=== Directions ===
Can you transcribe the data exactly? Leave the pictures out.

=== Entries ===
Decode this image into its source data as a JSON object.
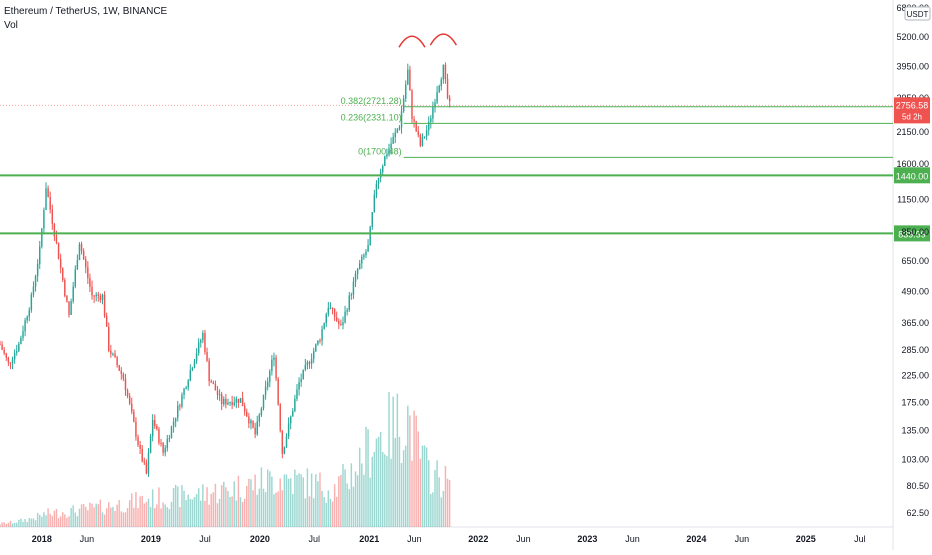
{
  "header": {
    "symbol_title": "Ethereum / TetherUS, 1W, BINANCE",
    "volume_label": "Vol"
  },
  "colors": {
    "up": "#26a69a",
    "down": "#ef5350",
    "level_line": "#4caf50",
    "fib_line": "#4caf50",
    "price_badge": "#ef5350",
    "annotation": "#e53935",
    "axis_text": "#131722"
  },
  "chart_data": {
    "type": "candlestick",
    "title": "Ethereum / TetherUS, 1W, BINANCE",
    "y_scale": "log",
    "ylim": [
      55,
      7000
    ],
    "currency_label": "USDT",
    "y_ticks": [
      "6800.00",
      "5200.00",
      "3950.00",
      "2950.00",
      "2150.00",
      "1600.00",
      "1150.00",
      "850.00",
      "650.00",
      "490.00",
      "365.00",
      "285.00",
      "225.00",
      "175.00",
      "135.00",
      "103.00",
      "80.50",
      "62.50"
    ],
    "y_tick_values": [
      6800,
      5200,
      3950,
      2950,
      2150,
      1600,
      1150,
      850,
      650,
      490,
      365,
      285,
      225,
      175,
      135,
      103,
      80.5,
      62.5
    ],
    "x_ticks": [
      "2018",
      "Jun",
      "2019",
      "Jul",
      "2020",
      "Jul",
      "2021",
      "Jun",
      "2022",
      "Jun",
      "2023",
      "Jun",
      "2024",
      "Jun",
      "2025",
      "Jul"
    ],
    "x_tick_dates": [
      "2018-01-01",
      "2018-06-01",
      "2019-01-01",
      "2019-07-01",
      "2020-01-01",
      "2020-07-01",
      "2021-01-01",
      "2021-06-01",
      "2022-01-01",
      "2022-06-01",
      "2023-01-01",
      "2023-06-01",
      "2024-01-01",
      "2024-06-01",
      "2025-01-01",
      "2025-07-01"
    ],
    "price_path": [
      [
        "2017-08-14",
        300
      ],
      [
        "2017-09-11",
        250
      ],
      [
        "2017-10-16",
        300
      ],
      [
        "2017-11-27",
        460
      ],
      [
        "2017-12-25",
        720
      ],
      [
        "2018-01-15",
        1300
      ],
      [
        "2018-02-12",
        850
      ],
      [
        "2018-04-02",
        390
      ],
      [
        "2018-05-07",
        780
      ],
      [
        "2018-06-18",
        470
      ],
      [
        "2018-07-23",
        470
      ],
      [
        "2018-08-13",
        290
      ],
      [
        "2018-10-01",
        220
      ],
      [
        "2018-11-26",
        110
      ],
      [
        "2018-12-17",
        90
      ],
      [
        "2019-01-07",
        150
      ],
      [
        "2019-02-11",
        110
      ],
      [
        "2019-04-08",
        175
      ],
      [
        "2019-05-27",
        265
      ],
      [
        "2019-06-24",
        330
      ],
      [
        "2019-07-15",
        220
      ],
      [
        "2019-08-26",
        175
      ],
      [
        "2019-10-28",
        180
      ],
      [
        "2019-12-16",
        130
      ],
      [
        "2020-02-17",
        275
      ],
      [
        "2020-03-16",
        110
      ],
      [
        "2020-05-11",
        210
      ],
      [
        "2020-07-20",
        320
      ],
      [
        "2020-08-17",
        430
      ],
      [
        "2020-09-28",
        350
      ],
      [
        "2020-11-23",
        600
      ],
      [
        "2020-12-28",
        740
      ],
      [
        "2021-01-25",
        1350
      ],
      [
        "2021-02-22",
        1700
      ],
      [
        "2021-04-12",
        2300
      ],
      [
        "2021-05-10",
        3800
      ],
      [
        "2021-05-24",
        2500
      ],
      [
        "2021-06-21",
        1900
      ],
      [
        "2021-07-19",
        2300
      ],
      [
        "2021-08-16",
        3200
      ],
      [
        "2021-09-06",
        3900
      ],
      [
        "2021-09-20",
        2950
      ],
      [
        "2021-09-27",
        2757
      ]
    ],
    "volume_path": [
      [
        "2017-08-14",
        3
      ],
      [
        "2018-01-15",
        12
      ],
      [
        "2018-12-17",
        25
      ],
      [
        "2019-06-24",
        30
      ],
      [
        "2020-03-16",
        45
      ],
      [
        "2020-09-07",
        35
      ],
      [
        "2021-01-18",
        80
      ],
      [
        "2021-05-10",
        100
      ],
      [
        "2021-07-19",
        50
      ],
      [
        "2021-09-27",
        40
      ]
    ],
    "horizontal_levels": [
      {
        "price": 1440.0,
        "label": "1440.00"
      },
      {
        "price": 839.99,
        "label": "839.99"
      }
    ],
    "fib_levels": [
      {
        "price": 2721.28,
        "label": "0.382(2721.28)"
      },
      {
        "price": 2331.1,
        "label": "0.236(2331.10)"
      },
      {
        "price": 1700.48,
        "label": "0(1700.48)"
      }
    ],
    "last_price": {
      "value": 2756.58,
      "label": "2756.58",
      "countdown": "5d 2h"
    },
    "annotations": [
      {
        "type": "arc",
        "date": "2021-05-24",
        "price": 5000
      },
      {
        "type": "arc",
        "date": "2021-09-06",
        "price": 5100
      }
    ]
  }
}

=== The answer ===
Decode this image into its source data as a JSON object.
{
  "header": {
    "symbol_title": "Ethereum / TetherUS, 1W, BINANCE",
    "volume_label": "Vol"
  },
  "colors": {
    "up": "#26a69a",
    "down": "#ef5350",
    "level_line": "#4caf50",
    "fib_line": "#4caf50",
    "price_badge": "#ef5350",
    "annotation": "#e53935",
    "axis_text": "#131722"
  },
  "chart_data": {
    "type": "candlestick",
    "title": "Ethereum / TetherUS, 1W, BINANCE",
    "y_scale": "log",
    "ylim": [
      55,
      7000
    ],
    "currency_label": "USDT",
    "y_ticks": [
      "6800.00",
      "5200.00",
      "3950.00",
      "2950.00",
      "2150.00",
      "1600.00",
      "1150.00",
      "850.00",
      "650.00",
      "490.00",
      "365.00",
      "285.00",
      "225.00",
      "175.00",
      "135.00",
      "103.00",
      "80.50",
      "62.50"
    ],
    "y_tick_values": [
      6800,
      5200,
      3950,
      2950,
      2150,
      1600,
      1150,
      850,
      650,
      490,
      365,
      285,
      225,
      175,
      135,
      103,
      80.5,
      62.5
    ],
    "x_ticks": [
      "2018",
      "Jun",
      "2019",
      "Jul",
      "2020",
      "Jul",
      "2021",
      "Jun",
      "2022",
      "Jun",
      "2023",
      "Jun",
      "2024",
      "Jun",
      "2025",
      "Jul"
    ],
    "x_tick_dates": [
      "2018-01-01",
      "2018-06-01",
      "2019-01-01",
      "2019-07-01",
      "2020-01-01",
      "2020-07-01",
      "2021-01-01",
      "2021-06-01",
      "2022-01-01",
      "2022-06-01",
      "2023-01-01",
      "2023-06-01",
      "2024-01-01",
      "2024-06-01",
      "2025-01-01",
      "2025-07-01"
    ],
    "price_path": [
      [
        "2017-08-14",
        300
      ],
      [
        "2017-09-11",
        250
      ],
      [
        "2017-10-16",
        300
      ],
      [
        "2017-11-27",
        460
      ],
      [
        "2017-12-25",
        720
      ],
      [
        "2018-01-15",
        1300
      ],
      [
        "2018-02-12",
        850
      ],
      [
        "2018-04-02",
        390
      ],
      [
        "2018-05-07",
        780
      ],
      [
        "2018-06-18",
        470
      ],
      [
        "2018-07-23",
        470
      ],
      [
        "2018-08-13",
        290
      ],
      [
        "2018-10-01",
        220
      ],
      [
        "2018-11-26",
        110
      ],
      [
        "2018-12-17",
        90
      ],
      [
        "2019-01-07",
        150
      ],
      [
        "2019-02-11",
        110
      ],
      [
        "2019-04-08",
        175
      ],
      [
        "2019-05-27",
        265
      ],
      [
        "2019-06-24",
        330
      ],
      [
        "2019-07-15",
        220
      ],
      [
        "2019-08-26",
        175
      ],
      [
        "2019-10-28",
        180
      ],
      [
        "2019-12-16",
        130
      ],
      [
        "2020-02-17",
        275
      ],
      [
        "2020-03-16",
        110
      ],
      [
        "2020-05-11",
        210
      ],
      [
        "2020-07-20",
        320
      ],
      [
        "2020-08-17",
        430
      ],
      [
        "2020-09-28",
        350
      ],
      [
        "2020-11-23",
        600
      ],
      [
        "2020-12-28",
        740
      ],
      [
        "2021-01-25",
        1350
      ],
      [
        "2021-02-22",
        1700
      ],
      [
        "2021-04-12",
        2300
      ],
      [
        "2021-05-10",
        3800
      ],
      [
        "2021-05-24",
        2500
      ],
      [
        "2021-06-21",
        1900
      ],
      [
        "2021-07-19",
        2300
      ],
      [
        "2021-08-16",
        3200
      ],
      [
        "2021-09-06",
        3900
      ],
      [
        "2021-09-20",
        2950
      ],
      [
        "2021-09-27",
        2757
      ]
    ],
    "volume_path": [
      [
        "2017-08-14",
        3
      ],
      [
        "2018-01-15",
        12
      ],
      [
        "2018-12-17",
        25
      ],
      [
        "2019-06-24",
        30
      ],
      [
        "2020-03-16",
        45
      ],
      [
        "2020-09-07",
        35
      ],
      [
        "2021-01-18",
        80
      ],
      [
        "2021-05-10",
        100
      ],
      [
        "2021-07-19",
        50
      ],
      [
        "2021-09-27",
        40
      ]
    ],
    "horizontal_levels": [
      {
        "price": 1440.0,
        "label": "1440.00"
      },
      {
        "price": 839.99,
        "label": "839.99"
      }
    ],
    "fib_levels": [
      {
        "price": 2721.28,
        "label": "0.382(2721.28)"
      },
      {
        "price": 2331.1,
        "label": "0.236(2331.10)"
      },
      {
        "price": 1700.48,
        "label": "0(1700.48)"
      }
    ],
    "last_price": {
      "value": 2756.58,
      "label": "2756.58",
      "countdown": "5d 2h"
    },
    "annotations": [
      {
        "type": "arc",
        "date": "2021-05-24",
        "price": 5000
      },
      {
        "type": "arc",
        "date": "2021-09-06",
        "price": 5100
      }
    ]
  }
}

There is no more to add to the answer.